DATA ▸
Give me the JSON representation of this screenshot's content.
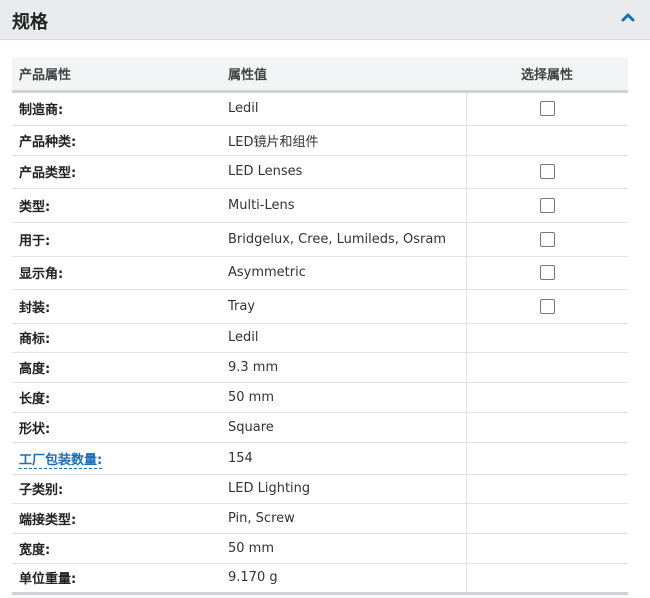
{
  "header": {
    "title": "规格"
  },
  "table": {
    "columns": [
      "产品属性",
      "属性值",
      "选择属性"
    ],
    "rows": [
      {
        "label": "制造商:",
        "value": "Ledil",
        "checkbox": true,
        "link": false
      },
      {
        "label": "产品种类:",
        "value": "LED镜片和组件",
        "checkbox": false,
        "link": false
      },
      {
        "label": "产品类型:",
        "value": "LED Lenses",
        "checkbox": true,
        "link": false
      },
      {
        "label": "类型:",
        "value": "Multi-Lens",
        "checkbox": true,
        "link": false
      },
      {
        "label": "用于:",
        "value": "Bridgelux, Cree, Lumileds, Osram",
        "checkbox": true,
        "link": false
      },
      {
        "label": "显示角:",
        "value": "Asymmetric",
        "checkbox": true,
        "link": false
      },
      {
        "label": "封装:",
        "value": "Tray",
        "checkbox": true,
        "link": false
      },
      {
        "label": "商标:",
        "value": "Ledil",
        "checkbox": false,
        "link": false
      },
      {
        "label": "高度:",
        "value": "9.3 mm",
        "checkbox": false,
        "link": false
      },
      {
        "label": "长度:",
        "value": "50 mm",
        "checkbox": false,
        "link": false
      },
      {
        "label": "形状:",
        "value": "Square",
        "checkbox": false,
        "link": false
      },
      {
        "label": "工厂包装数量:",
        "value": "154",
        "checkbox": false,
        "link": true
      },
      {
        "label": "子类别:",
        "value": "LED Lighting",
        "checkbox": false,
        "link": false
      },
      {
        "label": "端接类型:",
        "value": "Pin, Screw",
        "checkbox": false,
        "link": false
      },
      {
        "label": "宽度:",
        "value": "50 mm",
        "checkbox": false,
        "link": false
      },
      {
        "label": "单位重量:",
        "value": "9.170 g",
        "checkbox": false,
        "link": false
      }
    ]
  },
  "colors": {
    "accent": "#1a6fb5",
    "header_bg": "#e9ebee"
  },
  "icons": {
    "collapse": "chevron-up-icon"
  }
}
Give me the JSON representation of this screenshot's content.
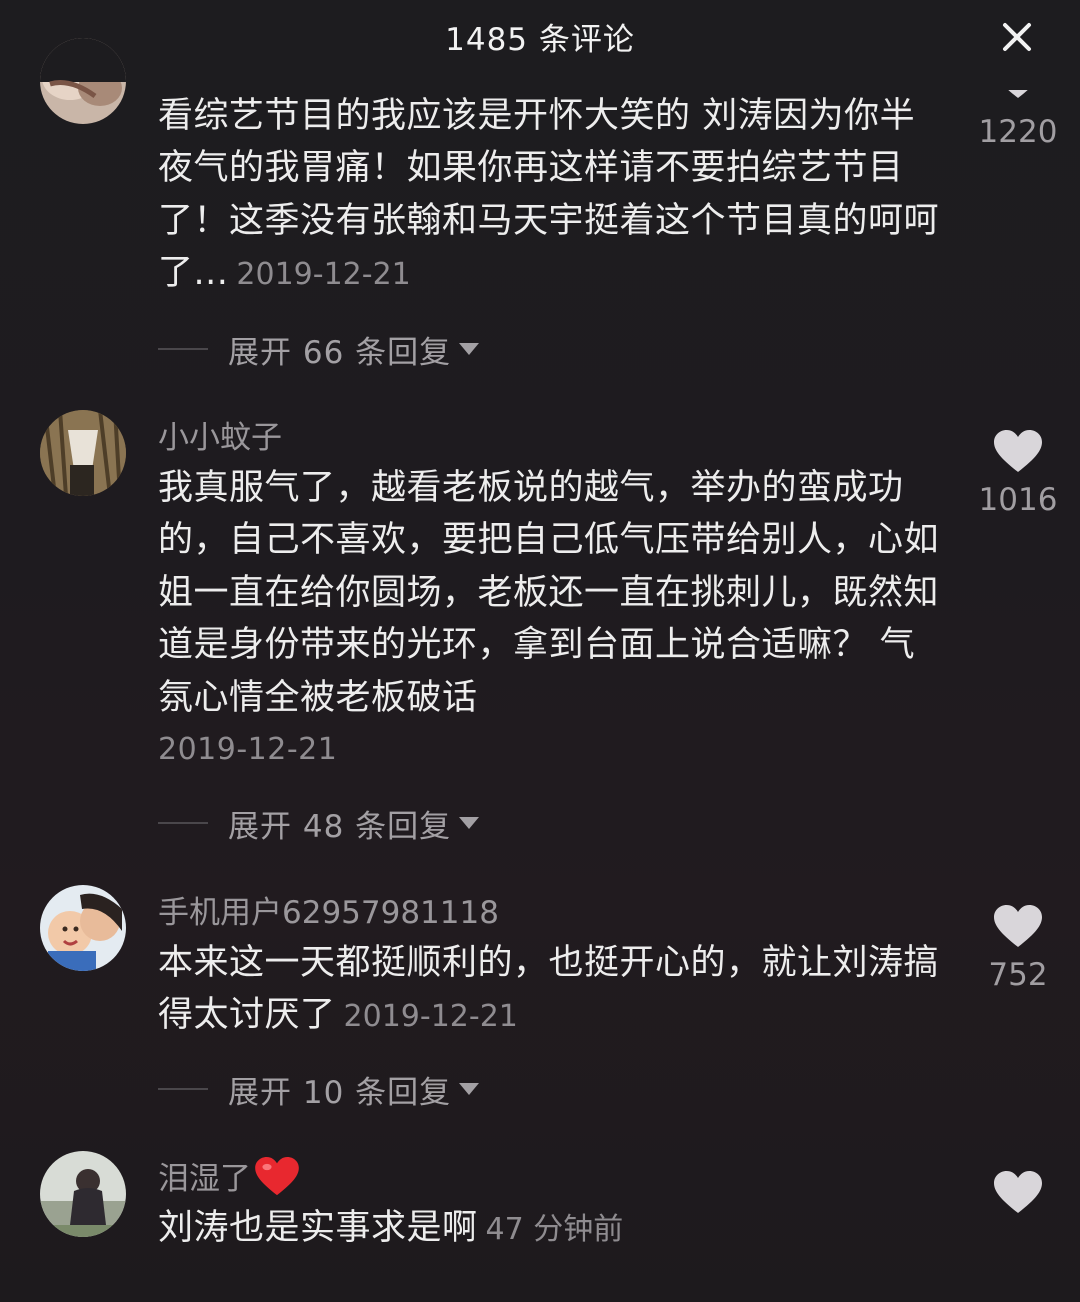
{
  "header": {
    "title": "1485 条评论"
  },
  "comments": [
    {
      "username": "",
      "text": "看综艺节目的我应该是开怀大笑的 刘涛因为你半夜气的我胃痛！如果你再这样请不要拍综艺节目了！这季没有张翰和马天宇挺着这个节目真的呵呵了...",
      "timestamp": "2019-12-21",
      "likes": "1220",
      "replies_label": "展开 66 条回复"
    },
    {
      "username": "小小蚊子",
      "text": "我真服气了，越看老板说的越气，举办的蛮成功的，自己不喜欢，要把自己低气压带给别人，心如姐一直在给你圆场，老板还一直在挑刺儿，既然知道是身份带来的光环，拿到台面上说合适嘛？ 气氛心情全被老板破话",
      "timestamp": "2019-12-21",
      "likes": "1016",
      "replies_label": "展开 48 条回复"
    },
    {
      "username": "手机用户62957981118",
      "text": "本来这一天都挺顺利的，也挺开心的，就让刘涛搞得太讨厌了",
      "timestamp": "2019-12-21",
      "likes": "752",
      "replies_label": "展开 10 条回复"
    },
    {
      "username": "泪湿了",
      "text": "刘涛也是实事求是啊",
      "timestamp": "47 分钟前",
      "likes": "",
      "replies_label": ""
    }
  ],
  "icons": {
    "close": "close-icon",
    "like": "heart-icon",
    "caret": "caret-down-icon",
    "username_emoji": "red-heart-emoji"
  },
  "colors": {
    "background": "#1c1a1d",
    "text_primary": "#ededed",
    "text_secondary": "#9a979b",
    "heart_icon": "#d9d6da",
    "emoji_heart": "#e8282f"
  }
}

TASK STATEMENT ▸
Leave out the pictures and return every record word for word.

CORRECT OUTPUT ▸
Give me the JSON representation of this screenshot's content.
{
  "header": {
    "title": "规格"
  },
  "table": {
    "columns": [
      "产品属性",
      "属性值",
      "选择属性"
    ],
    "rows": [
      {
        "label": "制造商:",
        "value": "Ledil",
        "checkbox": true,
        "link": false
      },
      {
        "label": "产品种类:",
        "value": "LED镜片和组件",
        "checkbox": false,
        "link": false
      },
      {
        "label": "产品类型:",
        "value": "LED Lenses",
        "checkbox": true,
        "link": false
      },
      {
        "label": "类型:",
        "value": "Multi-Lens",
        "checkbox": true,
        "link": false
      },
      {
        "label": "用于:",
        "value": "Bridgelux, Cree, Lumileds, Osram",
        "checkbox": true,
        "link": false
      },
      {
        "label": "显示角:",
        "value": "Asymmetric",
        "checkbox": true,
        "link": false
      },
      {
        "label": "封装:",
        "value": "Tray",
        "checkbox": true,
        "link": false
      },
      {
        "label": "商标:",
        "value": "Ledil",
        "checkbox": false,
        "link": false
      },
      {
        "label": "高度:",
        "value": "9.3 mm",
        "checkbox": false,
        "link": false
      },
      {
        "label": "长度:",
        "value": "50 mm",
        "checkbox": false,
        "link": false
      },
      {
        "label": "形状:",
        "value": "Square",
        "checkbox": false,
        "link": false
      },
      {
        "label": "工厂包装数量:",
        "value": "154",
        "checkbox": false,
        "link": true
      },
      {
        "label": "子类别:",
        "value": "LED Lighting",
        "checkbox": false,
        "link": false
      },
      {
        "label": "端接类型:",
        "value": "Pin, Screw",
        "checkbox": false,
        "link": false
      },
      {
        "label": "宽度:",
        "value": "50 mm",
        "checkbox": false,
        "link": false
      },
      {
        "label": "单位重量:",
        "value": "9.170 g",
        "checkbox": false,
        "link": false
      }
    ]
  },
  "colors": {
    "accent": "#1a6fb5",
    "header_bg": "#e9ebee"
  },
  "icons": {
    "collapse": "chevron-up-icon"
  }
}
Give me the JSON representation of this screenshot's content.
{
  "header": {
    "title": "1485 条评论"
  },
  "comments": [
    {
      "username": "",
      "text": "看综艺节目的我应该是开怀大笑的 刘涛因为你半夜气的我胃痛！如果你再这样请不要拍综艺节目了！这季没有张翰和马天宇挺着这个节目真的呵呵了...",
      "timestamp": "2019-12-21",
      "likes": "1220",
      "replies_label": "展开 66 条回复"
    },
    {
      "username": "小小蚊子",
      "text": "我真服气了，越看老板说的越气，举办的蛮成功的，自己不喜欢，要把自己低气压带给别人，心如姐一直在给你圆场，老板还一直在挑刺儿，既然知道是身份带来的光环，拿到台面上说合适嘛？ 气氛心情全被老板破话",
      "timestamp": "2019-12-21",
      "likes": "1016",
      "replies_label": "展开 48 条回复"
    },
    {
      "username": "手机用户62957981118",
      "text": "本来这一天都挺顺利的，也挺开心的，就让刘涛搞得太讨厌了",
      "timestamp": "2019-12-21",
      "likes": "752",
      "replies_label": "展开 10 条回复"
    },
    {
      "username": "泪湿了",
      "text": "刘涛也是实事求是啊",
      "timestamp": "47 分钟前",
      "likes": "",
      "replies_label": ""
    }
  ],
  "icons": {
    "close": "close-icon",
    "like": "heart-icon",
    "caret": "caret-down-icon",
    "username_emoji": "red-heart-emoji"
  },
  "colors": {
    "background": "#1c1a1d",
    "text_primary": "#ededed",
    "text_secondary": "#9a979b",
    "heart_icon": "#d9d6da",
    "emoji_heart": "#e8282f"
  }
}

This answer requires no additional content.